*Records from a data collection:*
## BEGIN

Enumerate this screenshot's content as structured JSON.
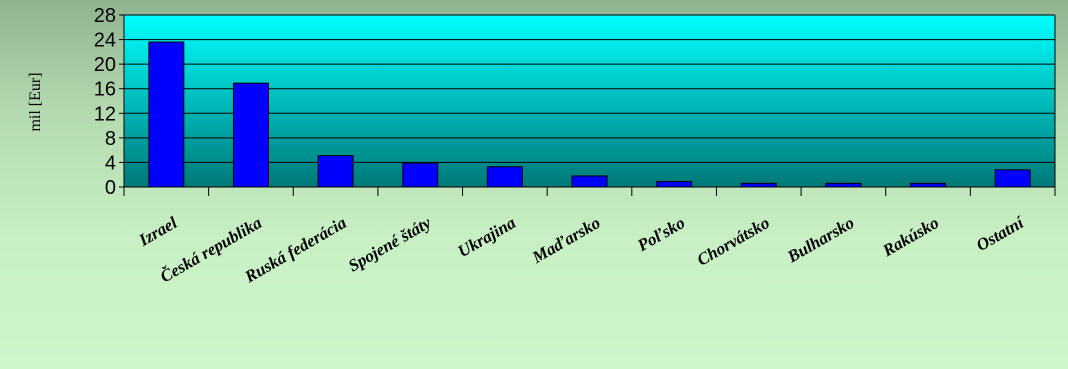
{
  "chart_data": {
    "type": "bar",
    "ylabel": "mil [Eur]",
    "ylim": [
      0,
      28
    ],
    "yticks": [
      0,
      4,
      8,
      12,
      16,
      20,
      24,
      28
    ],
    "grid": true,
    "categories": [
      "Izrael",
      "Česká republika",
      "Ruská federácia",
      "Spojené štáty",
      "Ukrajina",
      "Maďarsko",
      "Poľsko",
      "Chorvátsko",
      "Bulharsko",
      "Rakúsko",
      "Ostatní"
    ],
    "values": [
      23.6,
      16.9,
      5.1,
      3.9,
      3.3,
      1.8,
      0.9,
      0.6,
      0.6,
      0.6,
      2.8
    ],
    "bar_color": "#0000ff",
    "plot_gradient_top": "#00ffff",
    "plot_gradient_bottom": "#007878"
  }
}
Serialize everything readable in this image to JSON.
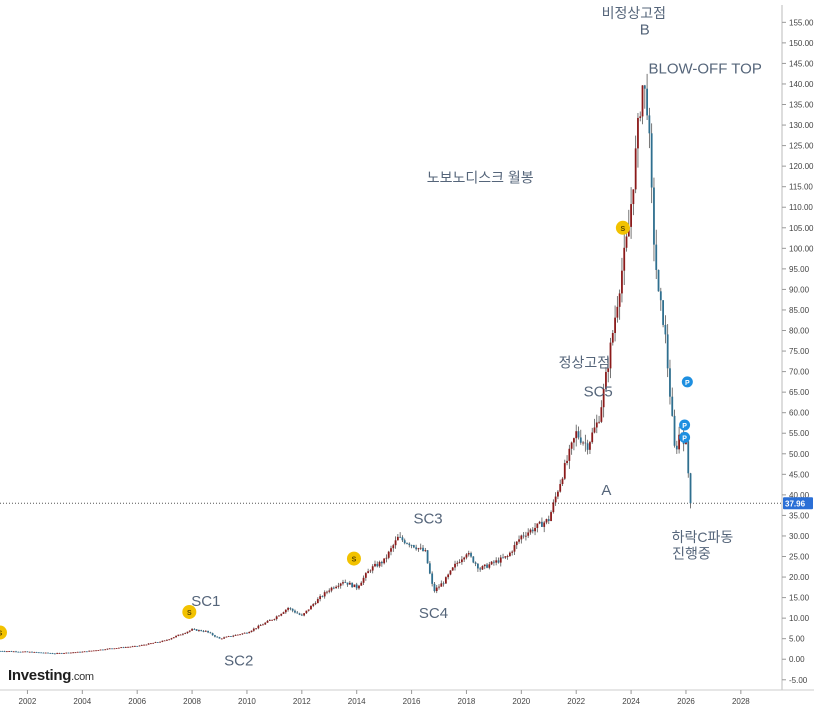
{
  "brand": {
    "logo_text": "Investing",
    "logo_suffix": ".com"
  },
  "chart_data": {
    "type": "candlestick",
    "title": "노보노디스크 월봉",
    "x_range": [
      2001.0,
      2029.5
    ],
    "y_range": [
      -7,
      158
    ],
    "x_ticks": [
      "2002",
      "2004",
      "2006",
      "2008",
      "2010",
      "2012",
      "2014",
      "2016",
      "2018",
      "2020",
      "2022",
      "2024",
      "2026",
      "2028"
    ],
    "y_ticks": [
      "-5.00",
      "0.00",
      "5.00",
      "10.00",
      "15.00",
      "20.00",
      "25.00",
      "30.00",
      "35.00",
      "40.00",
      "45.00",
      "50.00",
      "55.00",
      "60.00",
      "65.00",
      "70.00",
      "75.00",
      "80.00",
      "85.00",
      "90.00",
      "95.00",
      "100.00",
      "105.00",
      "110.00",
      "115.00",
      "120.00",
      "125.00",
      "130.00",
      "135.00",
      "140.00",
      "145.00",
      "150.00",
      "155.00"
    ],
    "last_price": {
      "value": 37.96,
      "label": "37.96"
    },
    "price_path": [
      [
        2001.0,
        2.0
      ],
      [
        2002.0,
        1.8
      ],
      [
        2003.0,
        1.4
      ],
      [
        2004.0,
        1.8
      ],
      [
        2005.0,
        2.6
      ],
      [
        2006.0,
        3.2
      ],
      [
        2007.0,
        4.5
      ],
      [
        2008.0,
        7.2
      ],
      [
        2008.5,
        6.8
      ],
      [
        2009.0,
        5.0
      ],
      [
        2010.0,
        6.5
      ],
      [
        2011.0,
        10.0
      ],
      [
        2011.5,
        12.5
      ],
      [
        2012.0,
        10.5
      ],
      [
        2012.5,
        14.0
      ],
      [
        2013.0,
        17.0
      ],
      [
        2013.5,
        19.0
      ],
      [
        2014.0,
        17.5
      ],
      [
        2014.5,
        22.0
      ],
      [
        2015.0,
        24.0
      ],
      [
        2015.5,
        29.5
      ],
      [
        2016.0,
        28.0
      ],
      [
        2016.5,
        26.0
      ],
      [
        2016.8,
        16.5
      ],
      [
        2017.2,
        19.0
      ],
      [
        2017.6,
        23.0
      ],
      [
        2018.0,
        26.0
      ],
      [
        2018.5,
        22.0
      ],
      [
        2019.0,
        23.5
      ],
      [
        2019.5,
        25.0
      ],
      [
        2020.0,
        30.0
      ],
      [
        2020.5,
        32.0
      ],
      [
        2021.0,
        34.0
      ],
      [
        2021.5,
        45.0
      ],
      [
        2022.0,
        55.0
      ],
      [
        2022.4,
        52.0
      ],
      [
        2022.8,
        58.0
      ],
      [
        2023.0,
        65.0
      ],
      [
        2023.3,
        78.0
      ],
      [
        2023.6,
        92.0
      ],
      [
        2023.9,
        104.0
      ],
      [
        2024.2,
        125.0
      ],
      [
        2024.4,
        140.0
      ],
      [
        2024.6,
        135.0
      ],
      [
        2024.8,
        105.0
      ],
      [
        2025.0,
        88.0
      ],
      [
        2025.2,
        82.0
      ],
      [
        2025.4,
        66.0
      ],
      [
        2025.6,
        50.0
      ],
      [
        2025.8,
        56.0
      ],
      [
        2026.0,
        52.0
      ],
      [
        2026.1,
        44.0
      ],
      [
        2026.17,
        37.96
      ]
    ],
    "markers": [
      {
        "type": "S",
        "x": 2001.0,
        "y": 6.5
      },
      {
        "type": "S",
        "x": 2007.9,
        "y": 11.5
      },
      {
        "type": "S",
        "x": 2013.9,
        "y": 24.5
      },
      {
        "type": "S",
        "x": 2023.7,
        "y": 105.0
      },
      {
        "type": "P",
        "x": 2026.05,
        "y": 67.5
      },
      {
        "type": "P",
        "x": 2025.95,
        "y": 57.0
      },
      {
        "type": "P",
        "x": 2025.95,
        "y": 54.0
      }
    ],
    "annotations": [
      {
        "text": "비정상고점",
        "x": 2024.1,
        "y": 156.0
      },
      {
        "text": "B",
        "x": 2024.5,
        "y": 152.0
      },
      {
        "text": "BLOW-OFF TOP",
        "x": 2026.7,
        "y": 142.5
      },
      {
        "text": "노보노디스크 월봉",
        "x": 2018.5,
        "y": 116.0
      },
      {
        "text": "정상고점",
        "x": 2022.3,
        "y": 71.0
      },
      {
        "text": "SC5",
        "x": 2022.8,
        "y": 64.0
      },
      {
        "text": "A",
        "x": 2023.1,
        "y": 40.0
      },
      {
        "text": "SC3",
        "x": 2016.6,
        "y": 33.0
      },
      {
        "text": "SC4",
        "x": 2016.8,
        "y": 10.0
      },
      {
        "text": "SC1",
        "x": 2008.5,
        "y": 13.0
      },
      {
        "text": "SC2",
        "x": 2009.7,
        "y": -1.5
      },
      {
        "text": "하락C파동",
        "x": 2026.6,
        "y": 28.5
      },
      {
        "text": "진행중",
        "x": 2026.2,
        "y": 24.5
      }
    ]
  }
}
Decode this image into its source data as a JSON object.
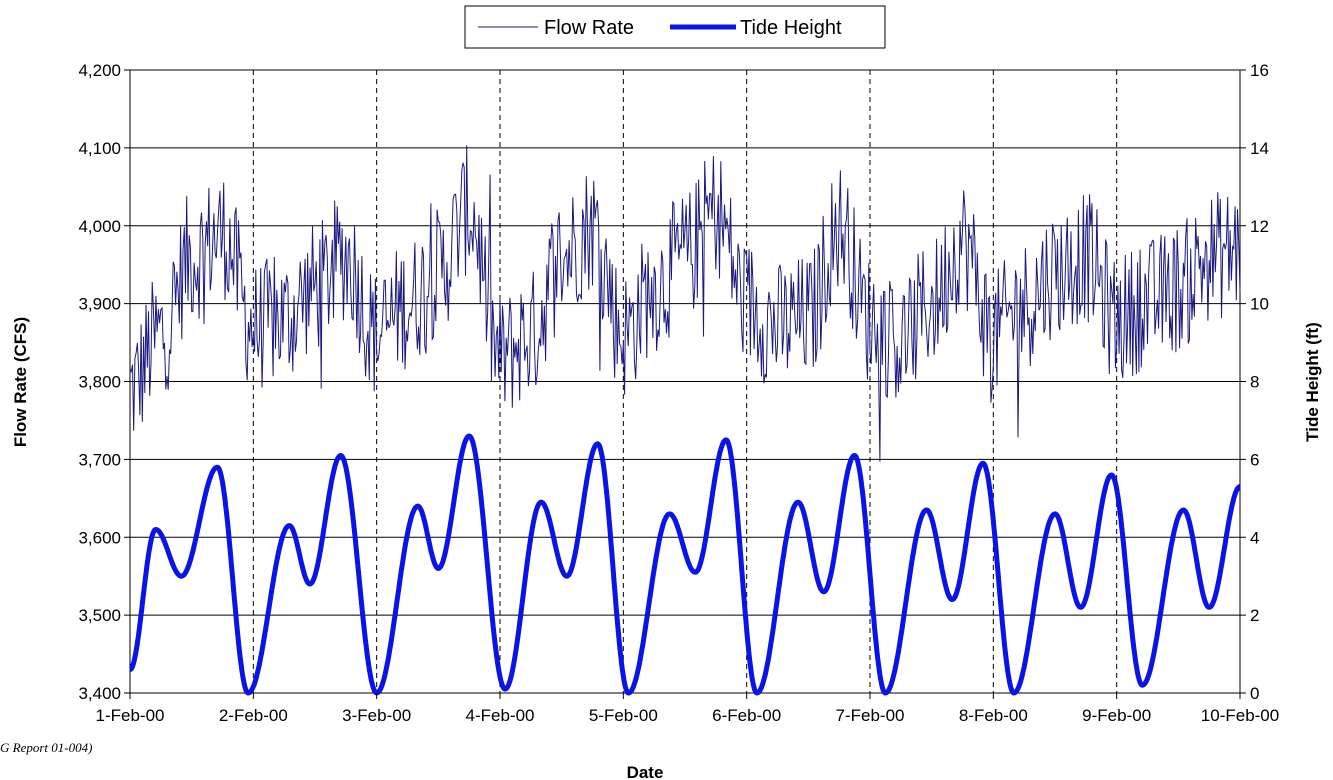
{
  "footnote": "G Report 01-004)",
  "chart_data": {
    "type": "line",
    "xlabel": "Date",
    "ylabel_left": "Flow Rate (CFS)",
    "ylabel_right": "Tide Height (ft)",
    "x_tick_labels": [
      "1-Feb-00",
      "2-Feb-00",
      "3-Feb-00",
      "4-Feb-00",
      "5-Feb-00",
      "6-Feb-00",
      "7-Feb-00",
      "8-Feb-00",
      "9-Feb-00",
      "10-Feb-00"
    ],
    "x_start": "1-Feb-00",
    "x_end": "10-Feb-00",
    "y_left": {
      "min": 3400,
      "max": 4200,
      "step": 100,
      "tick_labels": [
        "3,400",
        "3,500",
        "3,600",
        "3,700",
        "3,800",
        "3,900",
        "4,000",
        "4,100",
        "4,200"
      ]
    },
    "y_right": {
      "min": 0,
      "max": 16,
      "step": 2,
      "tick_labels": [
        "0",
        "2",
        "4",
        "6",
        "8",
        "10",
        "12",
        "14",
        "16"
      ]
    },
    "grid": {
      "horizontal": "solid",
      "vertical": "dashed"
    },
    "legend": {
      "position": "top-center",
      "entries": [
        "Flow Rate",
        "Tide Height"
      ]
    },
    "colors": {
      "flow": "#1a1a80",
      "tide": "#0a14e6"
    },
    "series": [
      {
        "name": "Flow Rate",
        "axis": "left",
        "style": "thin",
        "x": [
          "1-Feb-00 00:00",
          "1-Feb-00 06:00",
          "1-Feb-00 12:00",
          "1-Feb-00 18:00",
          "2-Feb-00 00:00",
          "2-Feb-00 06:00",
          "2-Feb-00 12:00",
          "2-Feb-00 18:00",
          "3-Feb-00 00:00",
          "3-Feb-00 06:00",
          "3-Feb-00 12:00",
          "3-Feb-00 18:00",
          "4-Feb-00 00:00",
          "4-Feb-00 06:00",
          "4-Feb-00 12:00",
          "4-Feb-00 18:00",
          "5-Feb-00 00:00",
          "5-Feb-00 06:00",
          "5-Feb-00 12:00",
          "5-Feb-00 18:00",
          "6-Feb-00 00:00",
          "6-Feb-00 06:00",
          "6-Feb-00 12:00",
          "6-Feb-00 18:00",
          "7-Feb-00 00:00",
          "7-Feb-00 06:00",
          "7-Feb-00 12:00",
          "7-Feb-00 18:00",
          "8-Feb-00 00:00",
          "8-Feb-00 06:00",
          "8-Feb-00 12:00",
          "8-Feb-00 18:00",
          "9-Feb-00 00:00",
          "9-Feb-00 06:00",
          "9-Feb-00 12:00",
          "9-Feb-00 18:00",
          "10-Feb-00 00:00"
        ],
        "y": [
          3790,
          3860,
          3960,
          3990,
          3870,
          3880,
          3920,
          3960,
          3860,
          3900,
          3940,
          4020,
          3830,
          3860,
          3960,
          4000,
          3860,
          3920,
          3960,
          4020,
          3900,
          3870,
          3880,
          4000,
          3880,
          3850,
          3900,
          3980,
          3860,
          3900,
          3940,
          3960,
          3880,
          3900,
          3920,
          3960,
          3970
        ]
      },
      {
        "name": "Tide Height",
        "axis": "right",
        "style": "thick",
        "x": [
          "1-Feb-00 00:00",
          "1-Feb-00 05:00",
          "1-Feb-00 10:00",
          "1-Feb-00 17:00",
          "1-Feb-00 23:00",
          "2-Feb-00 07:00",
          "2-Feb-00 11:00",
          "2-Feb-00 17:00",
          "3-Feb-00 00:00",
          "3-Feb-00 08:00",
          "3-Feb-00 12:00",
          "3-Feb-00 18:00",
          "4-Feb-00 01:00",
          "4-Feb-00 08:00",
          "4-Feb-00 13:00",
          "4-Feb-00 19:00",
          "5-Feb-00 01:00",
          "5-Feb-00 09:00",
          "5-Feb-00 14:00",
          "5-Feb-00 20:00",
          "6-Feb-00 02:00",
          "6-Feb-00 10:00",
          "6-Feb-00 15:00",
          "6-Feb-00 21:00",
          "7-Feb-00 03:00",
          "7-Feb-00 11:00",
          "7-Feb-00 16:00",
          "7-Feb-00 22:00",
          "8-Feb-00 04:00",
          "8-Feb-00 12:00",
          "8-Feb-00 17:00",
          "8-Feb-00 23:00",
          "9-Feb-00 05:00",
          "9-Feb-00 13:00",
          "9-Feb-00 18:00",
          "10-Feb-00 00:00"
        ],
        "y": [
          0.6,
          4.2,
          3.0,
          5.8,
          0.0,
          4.3,
          2.8,
          6.1,
          0.0,
          4.8,
          3.2,
          6.6,
          0.1,
          4.9,
          3.0,
          6.4,
          0.0,
          4.6,
          3.1,
          6.5,
          0.0,
          4.9,
          2.6,
          6.1,
          0.0,
          4.7,
          2.4,
          5.9,
          0.0,
          4.6,
          2.2,
          5.6,
          0.2,
          4.7,
          2.2,
          5.3
        ]
      }
    ]
  }
}
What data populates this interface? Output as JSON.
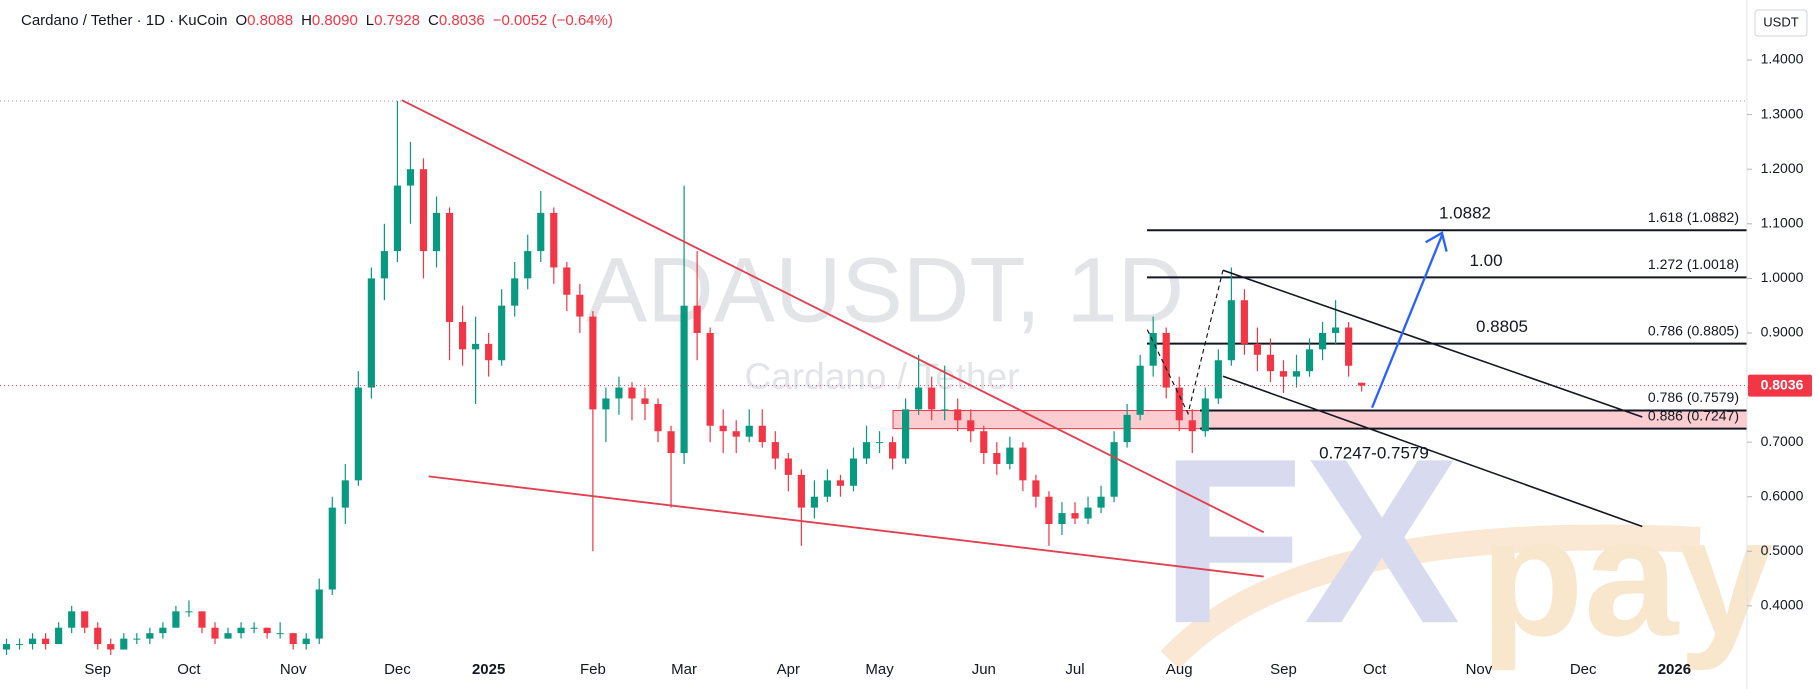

## END

*WRITTEN PROBLEM:*
Every line above that contains the word "Height" should be reported.

*ANSWER TO THE PROBLEM:*
    "ylabel_right": "Tide Height (ft)",
        "Tide Height"
        "name": "Tide Height",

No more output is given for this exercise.